| BRIEF A |
Please answer these questions about the thread on FAA self-certification, one per line:
(i) Which country does the commenter praise for doing its own footwork?
(ii) In what field has the commenter spent a long time working?
(iii) Where does the commenter say these dynamics show up every day?
------------------------------------------------
FAA allows jetmakers to ‘self certify’ that planes meet U.S. safety requirements - glassworm
https://www.washingtonpost.com/investigations/how-the-faa-allows-jetmakers-to-self-certify-that-planes-meet-us-safety-requirements/2019/03/15/96d24d4a-46e6-11e9-90f0-0ccfeec87a61_story.html
======
salawat
That, right there, lines up exactly with what I was afraid had been going on.
I'm quite impressed with Brazil for doing their own footwork to ensure their
pilots are well informed.

I am abjectly horrified at the self-certification process the FAA has adopted,
however.

As someone who has spent a long time doing Quality Assurance, I've learned
that Engineering often develops blind spots as a result of diplomatic friction
with other areas of a company, and cannot often fend off potentially dangerous
technical compromises without an adversarial force capable of stopping the
entire show. Even with one, if that department is still answerable to the same
overarching business pressures, there is still an elevated level of slippage
and inherent risk.

The FAA should never have allowed self-certification. By acting as an external
quality control force, the FAA guarantees a decoupling of any financial
interest on the part of the inspector, and actually acts as a unifying force
against which competing airframe manufacturers can unite. It aligns incentives
to keep the FAA getting better at design inspection/approval, and gets
airframe manufacturers focused on making information relevant to certification
as easily accessible as possible.

Trying to implement that type of mechanism in house, or through delegation
aligns incentives in such a way where poor or inaccessible documentation is
encouraged to make any inquiries or attempts to prove liability more
difficult. It also increases the incentive for the in-house inspector to
"give-in" through social forces, and workplace dynamics.

I recognize these types of dynamic everyday in software shops, but I'd never
imagined it would happen somewhere that produced something that absolutely
must work.
------------------------------------------------
| BRIEF B |
In the entries, starting at the line containing "overall-label: Overall — [97, 261, 219, 281]" and ending at the last line of the entries, change "trial-result" to "test-result". Return only those lines, with everything else left as is.
------------------------------------------------
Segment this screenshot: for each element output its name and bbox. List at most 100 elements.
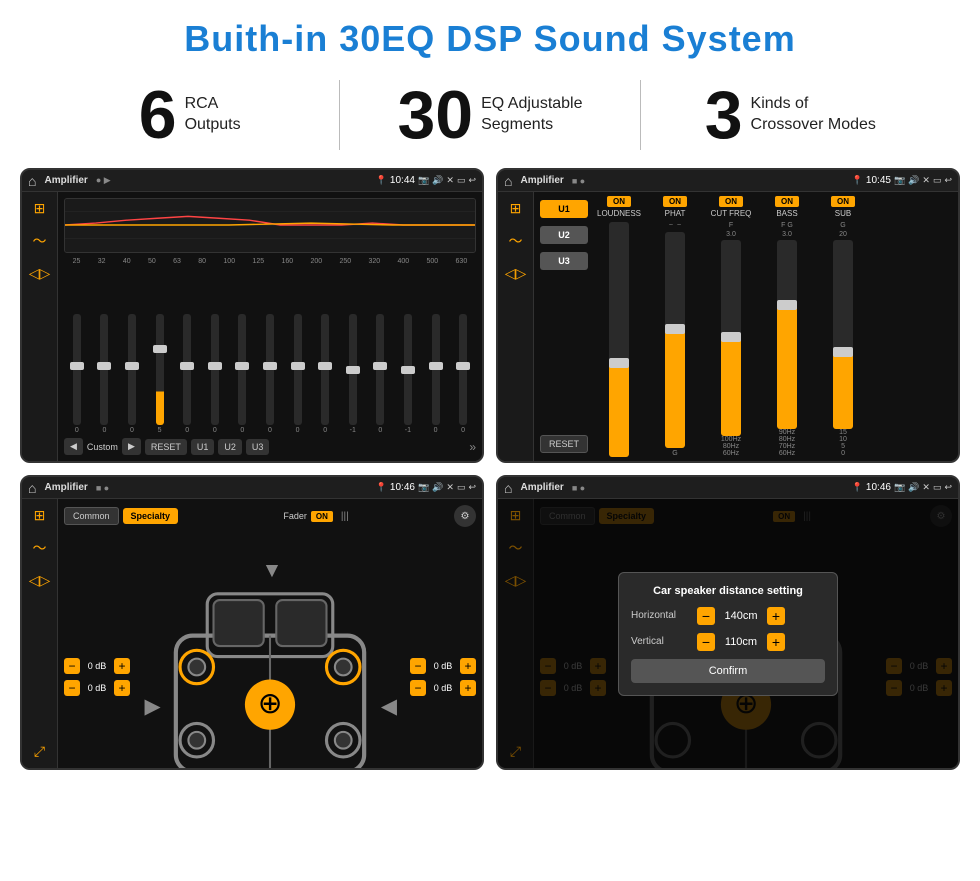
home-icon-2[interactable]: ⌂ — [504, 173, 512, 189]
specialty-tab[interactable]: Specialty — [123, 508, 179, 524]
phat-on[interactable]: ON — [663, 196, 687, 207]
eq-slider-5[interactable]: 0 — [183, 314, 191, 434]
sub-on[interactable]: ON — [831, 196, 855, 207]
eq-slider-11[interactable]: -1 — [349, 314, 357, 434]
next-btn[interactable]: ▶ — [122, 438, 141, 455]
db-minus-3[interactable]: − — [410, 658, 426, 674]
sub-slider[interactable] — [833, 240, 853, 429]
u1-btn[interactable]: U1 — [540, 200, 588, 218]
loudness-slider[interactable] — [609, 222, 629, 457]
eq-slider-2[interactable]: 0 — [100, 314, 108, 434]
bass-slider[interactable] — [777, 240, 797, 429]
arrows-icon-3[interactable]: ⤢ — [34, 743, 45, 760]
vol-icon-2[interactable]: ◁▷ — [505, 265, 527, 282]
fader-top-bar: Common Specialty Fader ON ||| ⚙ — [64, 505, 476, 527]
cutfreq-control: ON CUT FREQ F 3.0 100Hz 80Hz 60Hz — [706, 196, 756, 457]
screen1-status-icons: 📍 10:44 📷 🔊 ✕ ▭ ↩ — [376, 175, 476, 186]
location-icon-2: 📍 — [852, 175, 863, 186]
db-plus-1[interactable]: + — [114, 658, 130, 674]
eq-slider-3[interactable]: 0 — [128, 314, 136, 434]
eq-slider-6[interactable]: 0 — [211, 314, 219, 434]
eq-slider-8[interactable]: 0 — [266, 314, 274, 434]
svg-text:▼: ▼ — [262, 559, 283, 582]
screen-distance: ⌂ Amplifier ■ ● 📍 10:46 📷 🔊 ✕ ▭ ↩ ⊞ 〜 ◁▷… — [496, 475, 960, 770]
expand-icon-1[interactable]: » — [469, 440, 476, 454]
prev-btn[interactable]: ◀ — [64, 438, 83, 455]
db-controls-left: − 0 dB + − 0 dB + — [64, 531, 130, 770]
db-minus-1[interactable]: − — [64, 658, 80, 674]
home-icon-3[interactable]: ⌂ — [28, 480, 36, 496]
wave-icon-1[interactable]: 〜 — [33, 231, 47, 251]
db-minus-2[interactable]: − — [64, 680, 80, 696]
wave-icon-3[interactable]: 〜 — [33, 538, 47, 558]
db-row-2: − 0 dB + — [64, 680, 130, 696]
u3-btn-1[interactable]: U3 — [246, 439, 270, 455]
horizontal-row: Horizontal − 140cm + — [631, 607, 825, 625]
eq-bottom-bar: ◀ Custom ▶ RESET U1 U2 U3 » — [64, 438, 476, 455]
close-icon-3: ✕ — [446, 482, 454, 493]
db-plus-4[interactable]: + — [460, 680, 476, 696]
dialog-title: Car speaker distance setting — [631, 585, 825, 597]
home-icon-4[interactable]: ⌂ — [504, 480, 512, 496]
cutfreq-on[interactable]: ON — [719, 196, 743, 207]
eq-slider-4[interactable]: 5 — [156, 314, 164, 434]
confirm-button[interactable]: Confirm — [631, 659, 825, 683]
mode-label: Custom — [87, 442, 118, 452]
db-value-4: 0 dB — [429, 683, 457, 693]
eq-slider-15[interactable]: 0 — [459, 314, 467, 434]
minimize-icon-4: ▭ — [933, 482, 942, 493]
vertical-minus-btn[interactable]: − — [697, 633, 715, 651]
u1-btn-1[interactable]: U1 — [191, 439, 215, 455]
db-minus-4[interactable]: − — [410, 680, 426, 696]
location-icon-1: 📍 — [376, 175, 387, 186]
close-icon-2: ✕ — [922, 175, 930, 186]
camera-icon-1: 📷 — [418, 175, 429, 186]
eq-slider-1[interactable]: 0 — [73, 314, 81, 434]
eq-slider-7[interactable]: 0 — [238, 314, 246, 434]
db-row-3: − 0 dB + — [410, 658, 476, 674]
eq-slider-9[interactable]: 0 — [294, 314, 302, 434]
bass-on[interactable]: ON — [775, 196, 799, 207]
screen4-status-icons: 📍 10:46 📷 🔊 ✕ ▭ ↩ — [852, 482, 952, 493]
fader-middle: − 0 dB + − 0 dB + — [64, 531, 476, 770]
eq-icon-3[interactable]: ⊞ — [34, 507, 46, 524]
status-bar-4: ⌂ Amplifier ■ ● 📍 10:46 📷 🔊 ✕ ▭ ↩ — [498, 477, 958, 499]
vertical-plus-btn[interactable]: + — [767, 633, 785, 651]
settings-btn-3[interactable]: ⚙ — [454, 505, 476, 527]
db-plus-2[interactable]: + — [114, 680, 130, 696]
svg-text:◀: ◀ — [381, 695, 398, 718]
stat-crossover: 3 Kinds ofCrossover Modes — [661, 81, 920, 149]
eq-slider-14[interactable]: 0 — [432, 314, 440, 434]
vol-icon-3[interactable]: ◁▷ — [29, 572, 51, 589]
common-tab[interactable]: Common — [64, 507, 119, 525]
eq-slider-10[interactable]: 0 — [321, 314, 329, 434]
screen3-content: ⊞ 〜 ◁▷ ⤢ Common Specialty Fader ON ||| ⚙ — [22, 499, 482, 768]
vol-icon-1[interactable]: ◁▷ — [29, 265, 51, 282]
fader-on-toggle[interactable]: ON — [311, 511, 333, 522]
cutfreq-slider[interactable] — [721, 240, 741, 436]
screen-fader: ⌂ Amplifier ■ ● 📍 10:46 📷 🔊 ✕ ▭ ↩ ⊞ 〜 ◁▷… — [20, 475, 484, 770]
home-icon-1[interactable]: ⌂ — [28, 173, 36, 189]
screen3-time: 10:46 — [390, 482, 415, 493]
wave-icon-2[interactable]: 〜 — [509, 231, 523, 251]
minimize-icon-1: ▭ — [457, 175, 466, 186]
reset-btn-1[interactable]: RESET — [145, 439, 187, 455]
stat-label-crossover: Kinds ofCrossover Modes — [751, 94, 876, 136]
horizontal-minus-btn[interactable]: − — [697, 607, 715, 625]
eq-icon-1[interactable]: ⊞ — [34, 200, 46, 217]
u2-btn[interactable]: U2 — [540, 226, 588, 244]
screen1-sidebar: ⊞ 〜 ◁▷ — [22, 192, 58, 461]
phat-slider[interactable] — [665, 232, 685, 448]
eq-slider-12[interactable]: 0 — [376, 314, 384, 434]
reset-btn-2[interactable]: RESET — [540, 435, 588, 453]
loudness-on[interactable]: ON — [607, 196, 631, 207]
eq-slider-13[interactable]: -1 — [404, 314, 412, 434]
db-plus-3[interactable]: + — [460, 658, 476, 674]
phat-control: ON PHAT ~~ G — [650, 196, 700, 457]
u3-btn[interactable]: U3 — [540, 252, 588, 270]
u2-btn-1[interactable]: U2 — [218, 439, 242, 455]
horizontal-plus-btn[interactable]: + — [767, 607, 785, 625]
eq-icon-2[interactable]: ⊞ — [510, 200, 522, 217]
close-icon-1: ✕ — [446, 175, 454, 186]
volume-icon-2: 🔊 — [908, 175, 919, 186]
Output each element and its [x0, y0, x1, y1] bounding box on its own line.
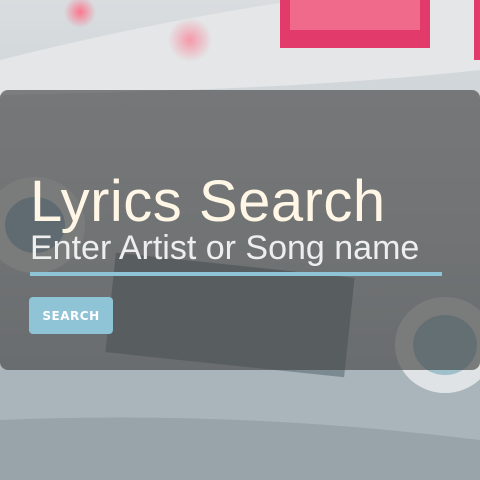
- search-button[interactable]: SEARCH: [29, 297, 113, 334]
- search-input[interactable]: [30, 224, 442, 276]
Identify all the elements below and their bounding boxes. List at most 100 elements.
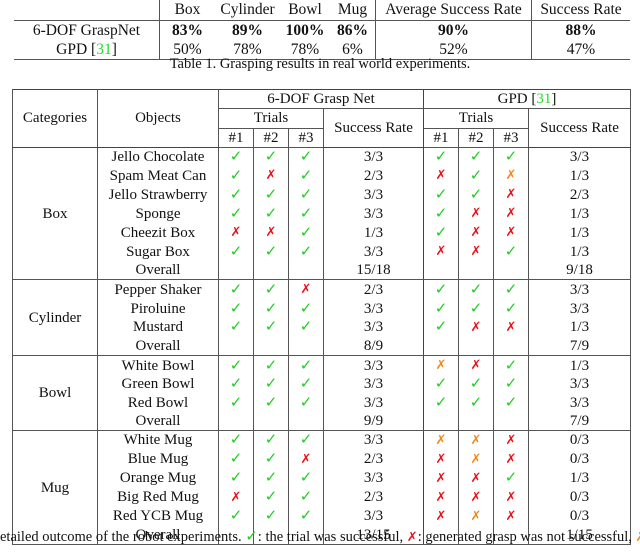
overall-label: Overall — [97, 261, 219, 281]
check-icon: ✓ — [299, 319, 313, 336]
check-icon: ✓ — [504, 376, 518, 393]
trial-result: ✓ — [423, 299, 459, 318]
------------------------------------------------
| WORKED SOLUTION A |
(i) Brazil
(ii) Quality Assurance
(iii) In software shops

| WORKED SOLUTION B |
overall-label: Overall — [97, 261, 219, 281]
check-icon: ✓ — [299, 319, 313, 336]
check-icon: ✓ — [504, 376, 518, 393]
test-result: ✓ — [423, 299, 459, 318]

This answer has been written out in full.